→ **Work to do**
Would you restate, exactly as they appear, the lines from the one containing "Give me the" through the end of the data below?
# Provided records start
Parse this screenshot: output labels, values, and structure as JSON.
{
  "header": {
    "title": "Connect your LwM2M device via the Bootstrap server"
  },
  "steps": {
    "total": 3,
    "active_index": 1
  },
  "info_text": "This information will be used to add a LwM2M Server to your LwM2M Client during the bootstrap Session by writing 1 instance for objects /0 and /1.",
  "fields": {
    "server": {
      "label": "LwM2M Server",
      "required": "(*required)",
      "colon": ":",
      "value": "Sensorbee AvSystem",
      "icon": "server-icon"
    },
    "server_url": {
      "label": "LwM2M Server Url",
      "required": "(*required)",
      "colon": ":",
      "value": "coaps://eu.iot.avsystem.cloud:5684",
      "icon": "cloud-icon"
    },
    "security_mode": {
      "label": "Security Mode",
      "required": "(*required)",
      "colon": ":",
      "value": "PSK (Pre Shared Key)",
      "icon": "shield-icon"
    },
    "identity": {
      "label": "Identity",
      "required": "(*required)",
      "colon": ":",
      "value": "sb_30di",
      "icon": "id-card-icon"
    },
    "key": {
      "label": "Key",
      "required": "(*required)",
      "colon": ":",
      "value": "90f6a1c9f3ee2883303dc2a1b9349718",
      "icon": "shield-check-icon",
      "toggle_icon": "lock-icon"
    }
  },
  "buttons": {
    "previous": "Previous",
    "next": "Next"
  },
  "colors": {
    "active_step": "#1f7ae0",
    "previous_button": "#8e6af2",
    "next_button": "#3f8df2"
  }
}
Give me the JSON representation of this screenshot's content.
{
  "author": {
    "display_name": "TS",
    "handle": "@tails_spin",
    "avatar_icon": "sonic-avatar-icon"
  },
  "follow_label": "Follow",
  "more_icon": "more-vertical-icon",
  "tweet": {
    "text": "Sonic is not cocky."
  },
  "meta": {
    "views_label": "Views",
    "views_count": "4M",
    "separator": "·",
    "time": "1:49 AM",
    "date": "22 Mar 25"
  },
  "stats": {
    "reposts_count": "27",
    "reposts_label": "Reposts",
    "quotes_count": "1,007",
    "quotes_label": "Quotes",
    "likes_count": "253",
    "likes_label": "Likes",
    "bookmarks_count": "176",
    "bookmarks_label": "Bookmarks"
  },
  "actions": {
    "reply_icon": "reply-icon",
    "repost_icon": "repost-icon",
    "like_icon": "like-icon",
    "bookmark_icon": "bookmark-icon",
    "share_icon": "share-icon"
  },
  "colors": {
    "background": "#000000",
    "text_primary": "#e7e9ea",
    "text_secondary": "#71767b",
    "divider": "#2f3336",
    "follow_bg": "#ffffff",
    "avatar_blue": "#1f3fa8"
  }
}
# Provided records end
→ **Exercise output**
Give me the JSON representation of this screenshot's content.
{
  "author": {
    "display_name": "TS",
    "handle": "@tails_spin",
    "avatar_icon": "sonic-avatar-icon"
  },
  "follow_label": "Follow",
  "more_icon": "more-vertical-icon",
  "tweet": {
    "text": "Sonic is not cocky."
  },
  "meta": {
    "views_label": "Views",
    "views_count": "4M",
    "separator": "·",
    "time": "1:49 AM",
    "date": "22 Mar 25"
  },
  "stats": {
    "reposts_count": "27",
    "reposts_label": "Reposts",
    "quotes_count": "1,007",
    "quotes_label": "Quotes",
    "likes_count": "253",
    "likes_label": "Likes",
    "bookmarks_count": "176",
    "bookmarks_label": "Bookmarks"
  },
  "actions": {
    "reply_icon": "reply-icon",
    "repost_icon": "repost-icon",
    "like_icon": "like-icon",
    "bookmark_icon": "bookmark-icon",
    "share_icon": "share-icon"
  },
  "colors": {
    "background": "#000000",
    "text_primary": "#e7e9ea",
    "text_secondary": "#71767b",
    "divider": "#2f3336",
    "follow_bg": "#ffffff",
    "avatar_blue": "#1f3fa8"
  }
}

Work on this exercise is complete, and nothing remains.